Collected data entries:

————

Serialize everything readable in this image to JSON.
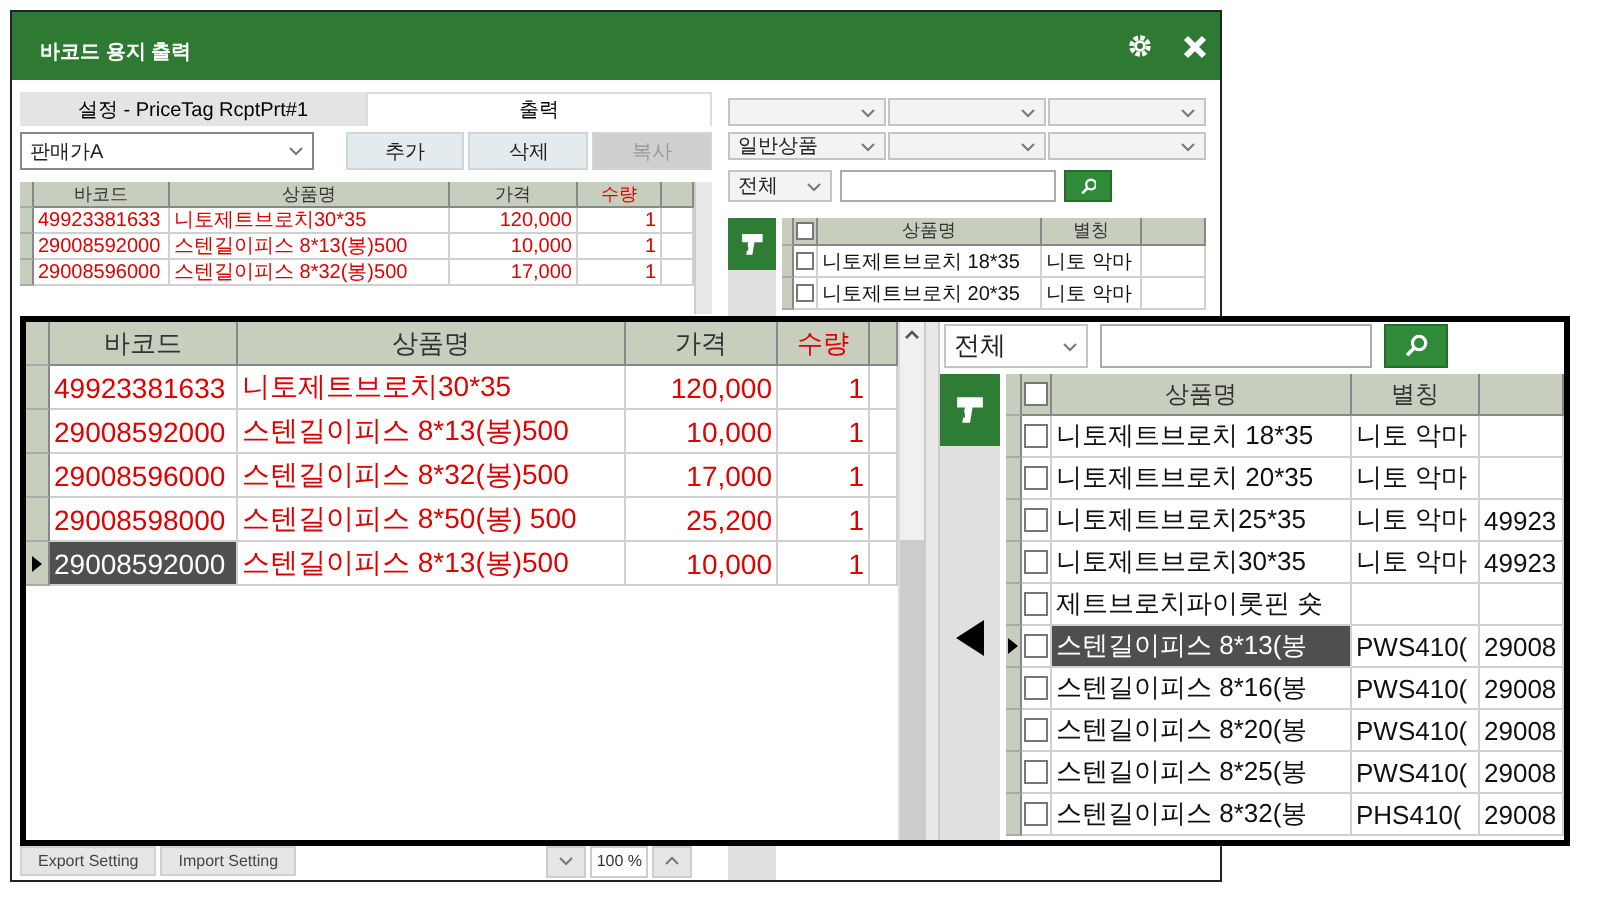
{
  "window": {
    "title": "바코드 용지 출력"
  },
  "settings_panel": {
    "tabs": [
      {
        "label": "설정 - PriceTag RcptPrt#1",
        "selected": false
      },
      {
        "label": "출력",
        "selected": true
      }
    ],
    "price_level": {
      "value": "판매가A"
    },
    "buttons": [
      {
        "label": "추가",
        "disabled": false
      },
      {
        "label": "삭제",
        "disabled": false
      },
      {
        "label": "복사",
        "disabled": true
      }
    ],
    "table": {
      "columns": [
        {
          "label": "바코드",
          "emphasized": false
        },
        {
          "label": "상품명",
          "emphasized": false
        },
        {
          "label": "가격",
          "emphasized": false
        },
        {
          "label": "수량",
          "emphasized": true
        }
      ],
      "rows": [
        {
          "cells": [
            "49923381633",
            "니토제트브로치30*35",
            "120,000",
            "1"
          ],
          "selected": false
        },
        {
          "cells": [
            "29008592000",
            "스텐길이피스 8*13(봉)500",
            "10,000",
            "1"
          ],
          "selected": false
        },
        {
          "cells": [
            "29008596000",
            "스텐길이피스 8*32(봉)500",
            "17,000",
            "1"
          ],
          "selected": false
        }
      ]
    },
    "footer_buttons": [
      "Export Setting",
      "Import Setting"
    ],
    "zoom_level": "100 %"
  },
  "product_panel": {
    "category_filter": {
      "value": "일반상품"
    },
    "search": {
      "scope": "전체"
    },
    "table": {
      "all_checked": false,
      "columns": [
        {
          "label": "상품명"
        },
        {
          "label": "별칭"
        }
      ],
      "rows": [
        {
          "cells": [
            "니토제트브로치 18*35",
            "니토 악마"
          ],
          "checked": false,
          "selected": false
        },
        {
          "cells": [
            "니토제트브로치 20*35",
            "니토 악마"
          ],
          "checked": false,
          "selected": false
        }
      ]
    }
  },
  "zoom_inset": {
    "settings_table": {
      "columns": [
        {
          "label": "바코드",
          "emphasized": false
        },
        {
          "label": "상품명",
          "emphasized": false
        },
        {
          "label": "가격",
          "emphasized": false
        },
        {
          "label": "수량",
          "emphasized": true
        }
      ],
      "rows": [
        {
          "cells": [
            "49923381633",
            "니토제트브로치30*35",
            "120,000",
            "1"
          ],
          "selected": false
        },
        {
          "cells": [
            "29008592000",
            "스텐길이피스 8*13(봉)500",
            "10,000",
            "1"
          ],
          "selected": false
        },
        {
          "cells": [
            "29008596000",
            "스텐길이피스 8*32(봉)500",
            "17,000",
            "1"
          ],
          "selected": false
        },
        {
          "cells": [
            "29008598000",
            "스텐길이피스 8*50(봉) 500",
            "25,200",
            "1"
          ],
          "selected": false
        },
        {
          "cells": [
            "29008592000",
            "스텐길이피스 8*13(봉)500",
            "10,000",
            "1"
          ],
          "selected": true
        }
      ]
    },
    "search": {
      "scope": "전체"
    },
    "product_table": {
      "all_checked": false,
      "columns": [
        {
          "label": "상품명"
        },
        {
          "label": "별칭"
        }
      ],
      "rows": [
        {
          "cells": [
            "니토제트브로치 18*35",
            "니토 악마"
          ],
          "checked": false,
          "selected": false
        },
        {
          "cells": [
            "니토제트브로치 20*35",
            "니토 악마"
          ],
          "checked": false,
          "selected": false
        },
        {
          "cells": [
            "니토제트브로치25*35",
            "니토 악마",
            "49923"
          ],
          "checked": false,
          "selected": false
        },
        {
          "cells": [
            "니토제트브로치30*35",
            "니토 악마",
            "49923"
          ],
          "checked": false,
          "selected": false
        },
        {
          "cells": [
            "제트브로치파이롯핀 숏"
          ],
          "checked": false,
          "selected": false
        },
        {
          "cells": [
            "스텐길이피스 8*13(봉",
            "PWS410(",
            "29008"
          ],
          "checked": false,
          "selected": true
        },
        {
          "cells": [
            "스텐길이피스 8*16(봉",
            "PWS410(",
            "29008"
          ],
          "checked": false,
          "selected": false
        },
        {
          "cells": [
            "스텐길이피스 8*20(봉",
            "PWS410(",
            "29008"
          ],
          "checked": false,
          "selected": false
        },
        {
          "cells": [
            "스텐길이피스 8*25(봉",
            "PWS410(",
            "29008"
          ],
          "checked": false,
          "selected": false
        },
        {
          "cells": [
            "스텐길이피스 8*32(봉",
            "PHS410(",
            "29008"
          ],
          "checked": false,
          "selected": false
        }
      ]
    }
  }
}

————

[Direction]: Copy every line above word for word and exclude the pictures.

[Exercise output]:
Serialize everything readable in this image to JSON.
{
  "window": {
    "title": "바코드 용지 출력"
  },
  "settings_panel": {
    "tabs": [
      {
        "label": "설정 - PriceTag RcptPrt#1",
        "selected": false
      },
      {
        "label": "출력",
        "selected": true
      }
    ],
    "price_level": {
      "value": "판매가A"
    },
    "buttons": [
      {
        "label": "추가",
        "disabled": false
      },
      {
        "label": "삭제",
        "disabled": false
      },
      {
        "label": "복사",
        "disabled": true
      }
    ],
    "table": {
      "columns": [
        {
          "label": "바코드",
          "emphasized": false
        },
        {
          "label": "상품명",
          "emphasized": false
        },
        {
          "label": "가격",
          "emphasized": false
        },
        {
          "label": "수량",
          "emphasized": true
        }
      ],
      "rows": [
        {
          "cells": [
            "49923381633",
            "니토제트브로치30*35",
            "120,000",
            "1"
          ],
          "selected": false
        },
        {
          "cells": [
            "29008592000",
            "스텐길이피스 8*13(봉)500",
            "10,000",
            "1"
          ],
          "selected": false
        },
        {
          "cells": [
            "29008596000",
            "스텐길이피스 8*32(봉)500",
            "17,000",
            "1"
          ],
          "selected": false
        }
      ]
    },
    "footer_buttons": [
      "Export Setting",
      "Import Setting"
    ],
    "zoom_level": "100 %"
  },
  "product_panel": {
    "category_filter": {
      "value": "일반상품"
    },
    "search": {
      "scope": "전체"
    },
    "table": {
      "all_checked": false,
      "columns": [
        {
          "label": "상품명"
        },
        {
          "label": "별칭"
        }
      ],
      "rows": [
        {
          "cells": [
            "니토제트브로치 18*35",
            "니토 악마"
          ],
          "checked": false,
          "selected": false
        },
        {
          "cells": [
            "니토제트브로치 20*35",
            "니토 악마"
          ],
          "checked": false,
          "selected": false
        }
      ]
    }
  },
  "zoom_inset": {
    "settings_table": {
      "columns": [
        {
          "label": "바코드",
          "emphasized": false
        },
        {
          "label": "상품명",
          "emphasized": false
        },
        {
          "label": "가격",
          "emphasized": false
        },
        {
          "label": "수량",
          "emphasized": true
        }
      ],
      "rows": [
        {
          "cells": [
            "49923381633",
            "니토제트브로치30*35",
            "120,000",
            "1"
          ],
          "selected": false
        },
        {
          "cells": [
            "29008592000",
            "스텐길이피스 8*13(봉)500",
            "10,000",
            "1"
          ],
          "selected": false
        },
        {
          "cells": [
            "29008596000",
            "스텐길이피스 8*32(봉)500",
            "17,000",
            "1"
          ],
          "selected": false
        },
        {
          "cells": [
            "29008598000",
            "스텐길이피스 8*50(봉) 500",
            "25,200",
            "1"
          ],
          "selected": false
        },
        {
          "cells": [
            "29008592000",
            "스텐길이피스 8*13(봉)500",
            "10,000",
            "1"
          ],
          "selected": true
        }
      ]
    },
    "search": {
      "scope": "전체"
    },
    "product_table": {
      "all_checked": false,
      "columns": [
        {
          "label": "상품명"
        },
        {
          "label": "별칭"
        }
      ],
      "rows": [
        {
          "cells": [
            "니토제트브로치 18*35",
            "니토 악마"
          ],
          "checked": false,
          "selected": false
        },
        {
          "cells": [
            "니토제트브로치 20*35",
            "니토 악마"
          ],
          "checked": false,
          "selected": false
        },
        {
          "cells": [
            "니토제트브로치25*35",
            "니토 악마",
            "49923"
          ],
          "checked": false,
          "selected": false
        },
        {
          "cells": [
            "니토제트브로치30*35",
            "니토 악마",
            "49923"
          ],
          "checked": false,
          "selected": false
        },
        {
          "cells": [
            "제트브로치파이롯핀 숏"
          ],
          "checked": false,
          "selected": false
        },
        {
          "cells": [
            "스텐길이피스 8*13(봉",
            "PWS410(",
            "29008"
          ],
          "checked": false,
          "selected": true
        },
        {
          "cells": [
            "스텐길이피스 8*16(봉",
            "PWS410(",
            "29008"
          ],
          "checked": false,
          "selected": false
        },
        {
          "cells": [
            "스텐길이피스 8*20(봉",
            "PWS410(",
            "29008"
          ],
          "checked": false,
          "selected": false
        },
        {
          "cells": [
            "스텐길이피스 8*25(봉",
            "PWS410(",
            "29008"
          ],
          "checked": false,
          "selected": false
        },
        {
          "cells": [
            "스텐길이피스 8*32(봉",
            "PHS410(",
            "29008"
          ],
          "checked": false,
          "selected": false
        }
      ]
    }
  }
}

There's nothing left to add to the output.